*TO BE DONE*
Go through the records and copy each line where the word "curve" occurs.
[Start of AVAILABLE DATA]
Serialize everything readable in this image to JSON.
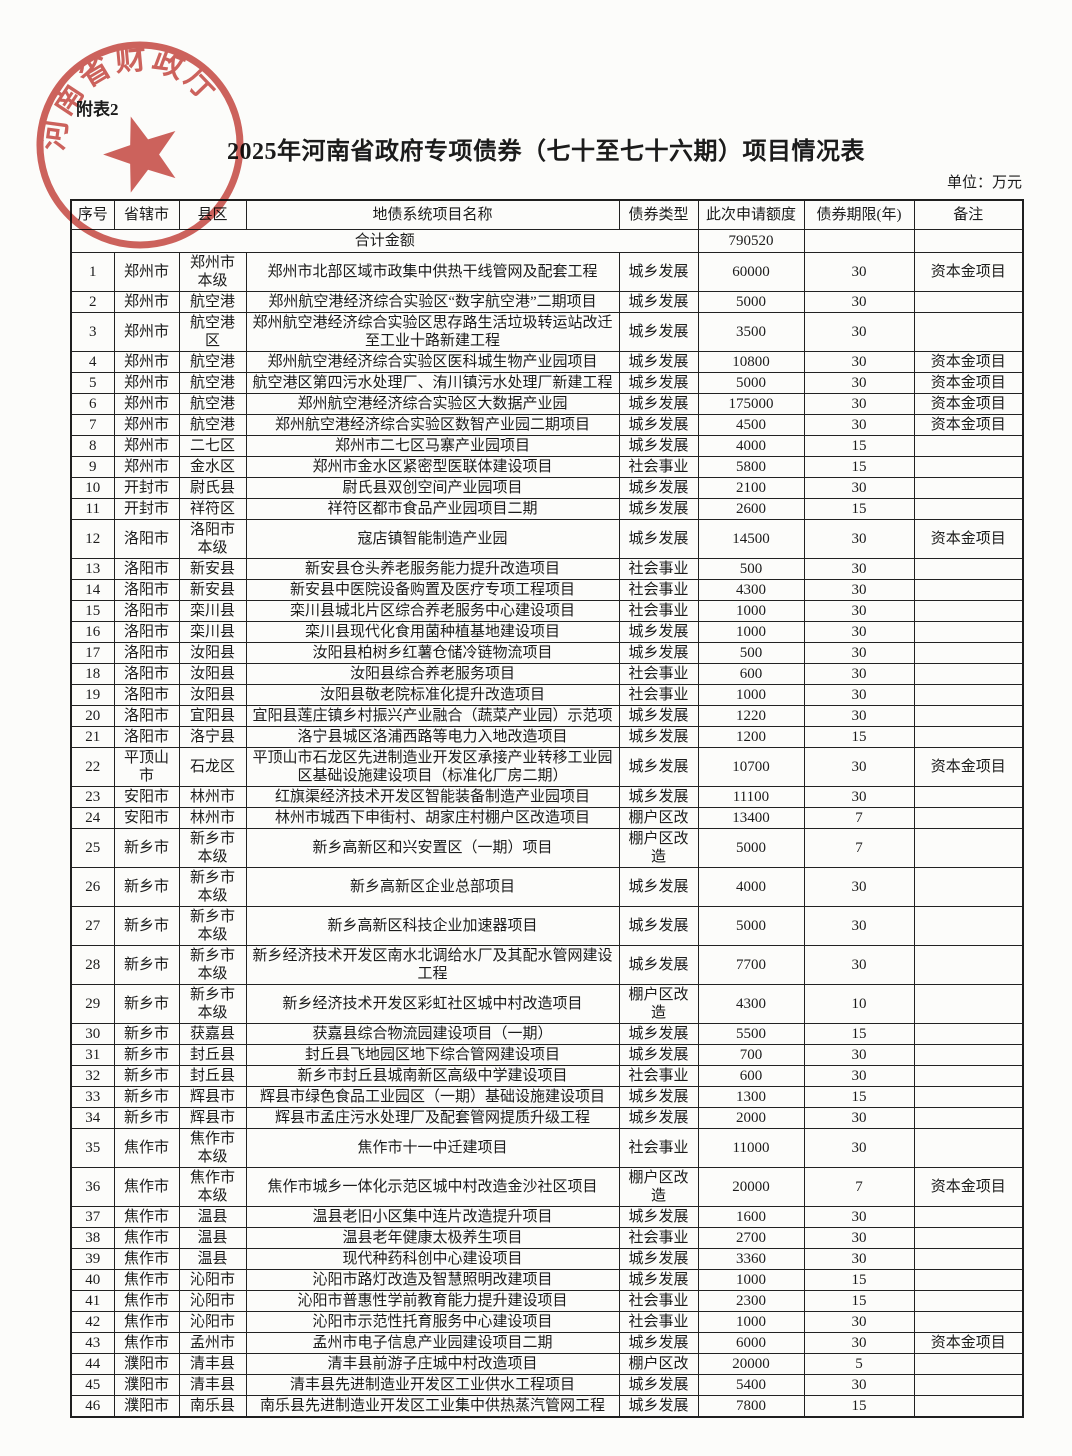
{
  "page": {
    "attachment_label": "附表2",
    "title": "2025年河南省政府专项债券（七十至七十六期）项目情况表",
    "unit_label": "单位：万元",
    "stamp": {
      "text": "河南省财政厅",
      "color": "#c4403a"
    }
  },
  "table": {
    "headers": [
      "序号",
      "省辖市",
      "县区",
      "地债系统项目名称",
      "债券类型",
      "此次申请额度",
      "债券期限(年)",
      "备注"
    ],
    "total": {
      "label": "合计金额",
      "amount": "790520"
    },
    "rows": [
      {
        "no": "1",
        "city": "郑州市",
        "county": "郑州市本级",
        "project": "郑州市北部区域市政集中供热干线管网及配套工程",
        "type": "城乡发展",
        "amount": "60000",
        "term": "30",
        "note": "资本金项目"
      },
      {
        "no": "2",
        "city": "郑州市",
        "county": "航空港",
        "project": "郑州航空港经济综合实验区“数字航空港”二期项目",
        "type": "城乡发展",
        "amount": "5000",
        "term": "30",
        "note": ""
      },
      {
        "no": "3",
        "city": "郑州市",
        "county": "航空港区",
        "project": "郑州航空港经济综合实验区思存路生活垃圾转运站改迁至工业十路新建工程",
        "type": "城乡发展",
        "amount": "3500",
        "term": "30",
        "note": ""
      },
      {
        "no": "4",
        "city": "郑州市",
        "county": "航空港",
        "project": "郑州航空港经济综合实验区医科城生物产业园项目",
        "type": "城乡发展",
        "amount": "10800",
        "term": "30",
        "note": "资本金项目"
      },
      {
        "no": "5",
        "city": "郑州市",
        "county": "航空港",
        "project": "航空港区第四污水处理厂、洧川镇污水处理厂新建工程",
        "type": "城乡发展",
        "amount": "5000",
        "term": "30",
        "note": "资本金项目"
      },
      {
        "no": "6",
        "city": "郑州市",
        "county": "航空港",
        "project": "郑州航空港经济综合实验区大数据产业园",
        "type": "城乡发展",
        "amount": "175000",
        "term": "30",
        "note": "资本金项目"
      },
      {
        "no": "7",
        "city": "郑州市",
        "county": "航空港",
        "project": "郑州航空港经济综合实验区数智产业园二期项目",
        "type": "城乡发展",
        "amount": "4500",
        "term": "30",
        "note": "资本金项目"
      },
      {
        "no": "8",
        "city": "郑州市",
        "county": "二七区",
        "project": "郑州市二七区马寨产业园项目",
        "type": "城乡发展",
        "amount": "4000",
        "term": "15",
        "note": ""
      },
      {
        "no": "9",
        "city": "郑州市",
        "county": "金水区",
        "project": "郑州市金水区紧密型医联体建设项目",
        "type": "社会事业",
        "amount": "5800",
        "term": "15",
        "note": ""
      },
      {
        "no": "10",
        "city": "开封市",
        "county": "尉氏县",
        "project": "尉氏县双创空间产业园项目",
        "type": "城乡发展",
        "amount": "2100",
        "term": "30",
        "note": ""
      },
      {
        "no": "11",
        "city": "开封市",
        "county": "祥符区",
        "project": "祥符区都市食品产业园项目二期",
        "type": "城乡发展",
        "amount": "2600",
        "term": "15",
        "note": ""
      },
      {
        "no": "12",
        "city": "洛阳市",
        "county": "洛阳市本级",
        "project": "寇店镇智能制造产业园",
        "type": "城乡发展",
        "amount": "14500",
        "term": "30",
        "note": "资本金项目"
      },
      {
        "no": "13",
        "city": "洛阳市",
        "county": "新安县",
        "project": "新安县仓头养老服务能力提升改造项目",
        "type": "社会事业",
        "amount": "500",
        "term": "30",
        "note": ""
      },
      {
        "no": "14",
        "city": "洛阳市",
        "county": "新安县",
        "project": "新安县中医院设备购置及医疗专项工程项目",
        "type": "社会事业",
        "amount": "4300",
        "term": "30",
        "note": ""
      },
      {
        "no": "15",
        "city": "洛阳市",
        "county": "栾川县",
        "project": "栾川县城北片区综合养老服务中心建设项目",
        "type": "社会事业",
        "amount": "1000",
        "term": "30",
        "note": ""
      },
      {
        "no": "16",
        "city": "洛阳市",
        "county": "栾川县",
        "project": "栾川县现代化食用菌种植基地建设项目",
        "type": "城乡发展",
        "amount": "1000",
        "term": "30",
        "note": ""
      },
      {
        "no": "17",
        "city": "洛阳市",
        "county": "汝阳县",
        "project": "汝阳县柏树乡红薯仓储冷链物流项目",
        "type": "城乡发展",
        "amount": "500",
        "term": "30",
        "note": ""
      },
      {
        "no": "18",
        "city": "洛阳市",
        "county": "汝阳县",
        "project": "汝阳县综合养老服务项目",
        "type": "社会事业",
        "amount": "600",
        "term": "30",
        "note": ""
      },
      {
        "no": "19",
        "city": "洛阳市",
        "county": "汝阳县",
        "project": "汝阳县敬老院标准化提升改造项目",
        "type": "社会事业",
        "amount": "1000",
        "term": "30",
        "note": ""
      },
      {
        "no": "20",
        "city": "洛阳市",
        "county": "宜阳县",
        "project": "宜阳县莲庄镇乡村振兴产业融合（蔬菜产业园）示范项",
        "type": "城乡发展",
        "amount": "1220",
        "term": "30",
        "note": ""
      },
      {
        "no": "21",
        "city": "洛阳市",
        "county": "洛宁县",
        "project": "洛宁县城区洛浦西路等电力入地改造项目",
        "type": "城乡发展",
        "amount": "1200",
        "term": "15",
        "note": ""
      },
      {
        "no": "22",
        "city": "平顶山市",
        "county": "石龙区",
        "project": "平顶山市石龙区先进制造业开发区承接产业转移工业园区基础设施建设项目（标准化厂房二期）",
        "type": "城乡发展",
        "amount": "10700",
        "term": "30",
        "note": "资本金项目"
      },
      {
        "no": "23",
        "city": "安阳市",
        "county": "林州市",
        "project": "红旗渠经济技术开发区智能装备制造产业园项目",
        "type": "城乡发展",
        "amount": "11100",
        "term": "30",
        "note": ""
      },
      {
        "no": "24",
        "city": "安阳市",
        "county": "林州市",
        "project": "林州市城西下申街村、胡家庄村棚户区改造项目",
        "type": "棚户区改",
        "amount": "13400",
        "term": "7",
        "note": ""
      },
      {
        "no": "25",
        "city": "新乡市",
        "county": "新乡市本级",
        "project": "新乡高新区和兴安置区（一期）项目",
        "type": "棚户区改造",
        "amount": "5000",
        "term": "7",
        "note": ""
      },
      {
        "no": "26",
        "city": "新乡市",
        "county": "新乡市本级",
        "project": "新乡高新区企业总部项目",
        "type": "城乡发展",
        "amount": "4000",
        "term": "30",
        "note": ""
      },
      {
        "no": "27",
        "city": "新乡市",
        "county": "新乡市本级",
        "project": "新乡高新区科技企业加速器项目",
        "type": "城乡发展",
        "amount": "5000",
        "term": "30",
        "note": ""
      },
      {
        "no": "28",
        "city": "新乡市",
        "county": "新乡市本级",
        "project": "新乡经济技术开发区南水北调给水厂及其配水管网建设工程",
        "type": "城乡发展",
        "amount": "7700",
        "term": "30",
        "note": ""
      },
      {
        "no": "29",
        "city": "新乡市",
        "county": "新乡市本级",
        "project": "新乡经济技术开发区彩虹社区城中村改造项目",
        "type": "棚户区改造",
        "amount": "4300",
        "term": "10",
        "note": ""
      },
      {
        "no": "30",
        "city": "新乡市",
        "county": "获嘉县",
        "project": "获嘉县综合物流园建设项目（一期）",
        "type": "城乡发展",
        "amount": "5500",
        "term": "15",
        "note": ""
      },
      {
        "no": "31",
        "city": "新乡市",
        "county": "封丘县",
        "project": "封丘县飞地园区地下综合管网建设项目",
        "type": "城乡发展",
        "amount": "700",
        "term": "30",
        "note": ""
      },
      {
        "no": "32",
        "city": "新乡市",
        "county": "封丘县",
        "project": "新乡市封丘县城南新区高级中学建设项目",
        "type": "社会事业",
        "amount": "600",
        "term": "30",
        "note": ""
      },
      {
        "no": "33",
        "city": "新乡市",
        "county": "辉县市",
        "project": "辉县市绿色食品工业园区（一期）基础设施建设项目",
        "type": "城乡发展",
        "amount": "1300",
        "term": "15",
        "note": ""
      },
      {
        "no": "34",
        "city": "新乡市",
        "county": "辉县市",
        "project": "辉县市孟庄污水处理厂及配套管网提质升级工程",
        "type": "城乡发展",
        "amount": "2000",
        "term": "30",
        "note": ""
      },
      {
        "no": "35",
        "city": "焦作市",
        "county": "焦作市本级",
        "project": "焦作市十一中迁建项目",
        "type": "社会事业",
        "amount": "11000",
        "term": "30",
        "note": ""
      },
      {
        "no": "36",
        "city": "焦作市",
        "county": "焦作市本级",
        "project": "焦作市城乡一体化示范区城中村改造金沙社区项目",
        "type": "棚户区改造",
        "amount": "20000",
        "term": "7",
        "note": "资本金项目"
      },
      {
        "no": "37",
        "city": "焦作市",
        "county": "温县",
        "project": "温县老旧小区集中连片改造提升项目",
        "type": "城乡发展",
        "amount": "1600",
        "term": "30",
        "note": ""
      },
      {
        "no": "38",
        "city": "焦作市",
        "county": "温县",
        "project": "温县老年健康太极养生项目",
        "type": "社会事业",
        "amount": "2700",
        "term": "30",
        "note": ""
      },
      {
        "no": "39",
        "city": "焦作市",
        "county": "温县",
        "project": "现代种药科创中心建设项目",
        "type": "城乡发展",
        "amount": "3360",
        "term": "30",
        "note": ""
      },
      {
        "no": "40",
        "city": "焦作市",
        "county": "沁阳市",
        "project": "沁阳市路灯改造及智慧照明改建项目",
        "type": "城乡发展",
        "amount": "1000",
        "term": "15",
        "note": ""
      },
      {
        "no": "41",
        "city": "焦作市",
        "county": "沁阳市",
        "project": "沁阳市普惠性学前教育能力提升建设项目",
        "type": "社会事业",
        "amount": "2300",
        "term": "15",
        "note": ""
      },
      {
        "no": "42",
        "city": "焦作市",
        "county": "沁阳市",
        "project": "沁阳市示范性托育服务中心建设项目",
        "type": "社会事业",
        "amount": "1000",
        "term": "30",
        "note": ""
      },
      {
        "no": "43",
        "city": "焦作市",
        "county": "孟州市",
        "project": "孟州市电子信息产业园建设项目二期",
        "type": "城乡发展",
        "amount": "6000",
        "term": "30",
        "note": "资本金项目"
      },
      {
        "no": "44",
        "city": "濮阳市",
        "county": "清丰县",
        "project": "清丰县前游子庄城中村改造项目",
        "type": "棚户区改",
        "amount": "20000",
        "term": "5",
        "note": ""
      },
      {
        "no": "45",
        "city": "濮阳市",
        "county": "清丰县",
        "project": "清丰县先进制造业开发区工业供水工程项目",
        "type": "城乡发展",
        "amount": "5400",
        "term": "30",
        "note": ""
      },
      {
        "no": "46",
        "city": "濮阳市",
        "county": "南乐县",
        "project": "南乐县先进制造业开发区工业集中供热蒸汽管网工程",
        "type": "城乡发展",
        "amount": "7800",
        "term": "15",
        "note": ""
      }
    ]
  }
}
[End of AVAILABLE DATA]
[Start of AVAILABLE DATA]
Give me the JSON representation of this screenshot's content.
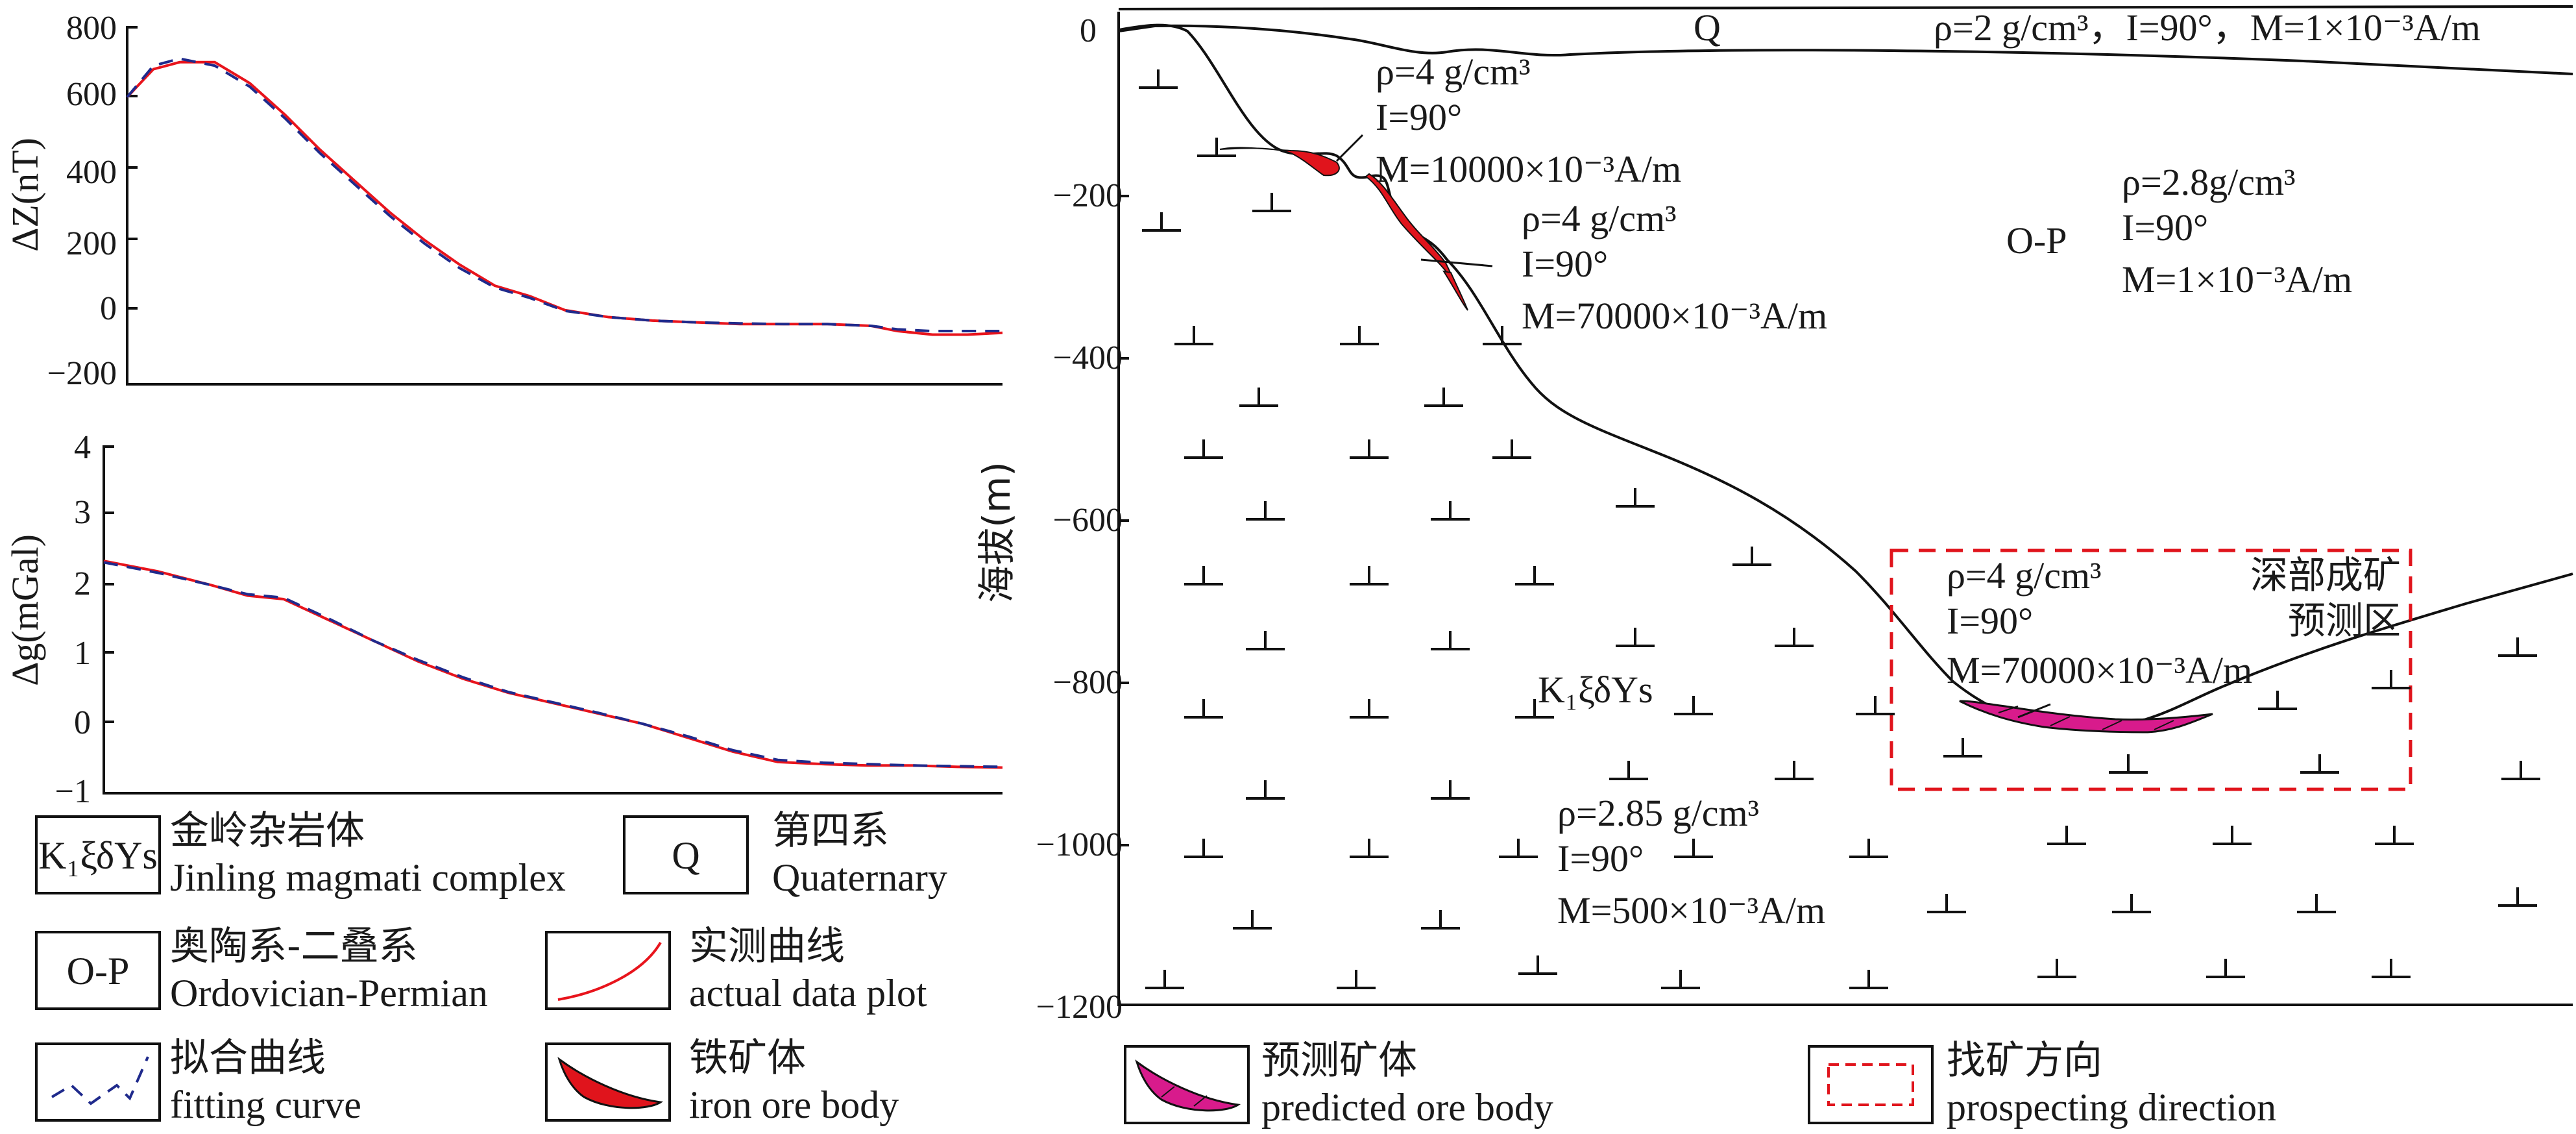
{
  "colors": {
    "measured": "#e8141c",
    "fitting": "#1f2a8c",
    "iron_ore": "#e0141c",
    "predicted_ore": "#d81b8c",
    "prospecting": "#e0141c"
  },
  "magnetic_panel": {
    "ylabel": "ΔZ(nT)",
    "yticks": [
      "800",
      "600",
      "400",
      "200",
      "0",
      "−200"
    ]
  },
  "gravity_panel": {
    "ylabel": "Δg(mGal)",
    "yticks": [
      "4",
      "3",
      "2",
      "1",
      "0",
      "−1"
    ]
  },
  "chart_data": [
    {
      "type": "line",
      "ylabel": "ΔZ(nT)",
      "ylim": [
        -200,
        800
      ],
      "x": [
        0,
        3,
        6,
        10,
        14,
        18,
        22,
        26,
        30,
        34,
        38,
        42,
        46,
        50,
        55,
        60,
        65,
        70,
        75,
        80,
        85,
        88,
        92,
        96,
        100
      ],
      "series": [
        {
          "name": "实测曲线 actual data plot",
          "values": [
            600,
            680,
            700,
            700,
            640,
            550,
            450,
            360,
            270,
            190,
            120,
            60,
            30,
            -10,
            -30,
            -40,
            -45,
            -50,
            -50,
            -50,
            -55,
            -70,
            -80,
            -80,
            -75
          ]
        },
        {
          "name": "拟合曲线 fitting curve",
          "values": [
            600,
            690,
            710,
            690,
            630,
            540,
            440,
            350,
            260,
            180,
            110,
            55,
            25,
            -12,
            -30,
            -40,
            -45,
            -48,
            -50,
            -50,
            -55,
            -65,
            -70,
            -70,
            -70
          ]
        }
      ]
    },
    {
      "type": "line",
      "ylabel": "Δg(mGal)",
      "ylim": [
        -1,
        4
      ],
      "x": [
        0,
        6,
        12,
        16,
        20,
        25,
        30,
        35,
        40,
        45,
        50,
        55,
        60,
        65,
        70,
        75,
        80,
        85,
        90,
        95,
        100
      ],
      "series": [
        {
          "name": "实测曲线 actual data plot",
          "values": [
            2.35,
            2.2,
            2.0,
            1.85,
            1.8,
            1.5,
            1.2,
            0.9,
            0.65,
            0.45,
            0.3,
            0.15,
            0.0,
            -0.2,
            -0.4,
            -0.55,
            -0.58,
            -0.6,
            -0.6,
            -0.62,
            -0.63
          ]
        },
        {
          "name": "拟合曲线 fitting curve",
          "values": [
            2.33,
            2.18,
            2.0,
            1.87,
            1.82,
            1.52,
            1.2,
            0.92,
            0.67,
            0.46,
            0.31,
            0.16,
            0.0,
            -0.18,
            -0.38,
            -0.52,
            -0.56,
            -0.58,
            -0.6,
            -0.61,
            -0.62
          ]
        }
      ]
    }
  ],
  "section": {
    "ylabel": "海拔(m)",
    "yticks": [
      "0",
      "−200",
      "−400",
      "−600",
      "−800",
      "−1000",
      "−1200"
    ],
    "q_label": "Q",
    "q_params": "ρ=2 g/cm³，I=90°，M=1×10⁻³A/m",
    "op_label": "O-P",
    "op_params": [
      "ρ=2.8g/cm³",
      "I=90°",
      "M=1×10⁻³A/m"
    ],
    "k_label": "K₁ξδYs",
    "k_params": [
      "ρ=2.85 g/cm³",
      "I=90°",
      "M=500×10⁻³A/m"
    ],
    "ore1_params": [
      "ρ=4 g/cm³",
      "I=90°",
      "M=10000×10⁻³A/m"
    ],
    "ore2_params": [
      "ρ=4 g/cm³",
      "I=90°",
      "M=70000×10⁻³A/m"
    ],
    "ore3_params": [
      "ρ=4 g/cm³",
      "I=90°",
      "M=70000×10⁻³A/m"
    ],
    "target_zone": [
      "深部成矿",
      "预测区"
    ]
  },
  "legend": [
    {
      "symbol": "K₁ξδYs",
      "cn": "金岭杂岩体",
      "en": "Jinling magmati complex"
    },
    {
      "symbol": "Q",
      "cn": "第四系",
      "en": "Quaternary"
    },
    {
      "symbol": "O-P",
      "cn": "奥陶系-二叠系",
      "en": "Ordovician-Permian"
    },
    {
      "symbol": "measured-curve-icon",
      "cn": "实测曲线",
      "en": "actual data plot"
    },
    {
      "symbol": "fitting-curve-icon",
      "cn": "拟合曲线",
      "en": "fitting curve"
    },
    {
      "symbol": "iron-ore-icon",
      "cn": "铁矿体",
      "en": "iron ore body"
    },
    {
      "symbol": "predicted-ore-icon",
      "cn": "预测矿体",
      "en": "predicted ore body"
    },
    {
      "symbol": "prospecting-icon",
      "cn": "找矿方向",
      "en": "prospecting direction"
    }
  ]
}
[End of AVAILABLE DATA]
*ANSWER TO THE EXERCISE*
          "name": "拟合曲线 fitting curve",
          "name": "拟合曲线 fitting curve",
      "symbol": "measured-curve-icon",
      "symbol": "fitting-curve-icon",
      "en": "fitting curve"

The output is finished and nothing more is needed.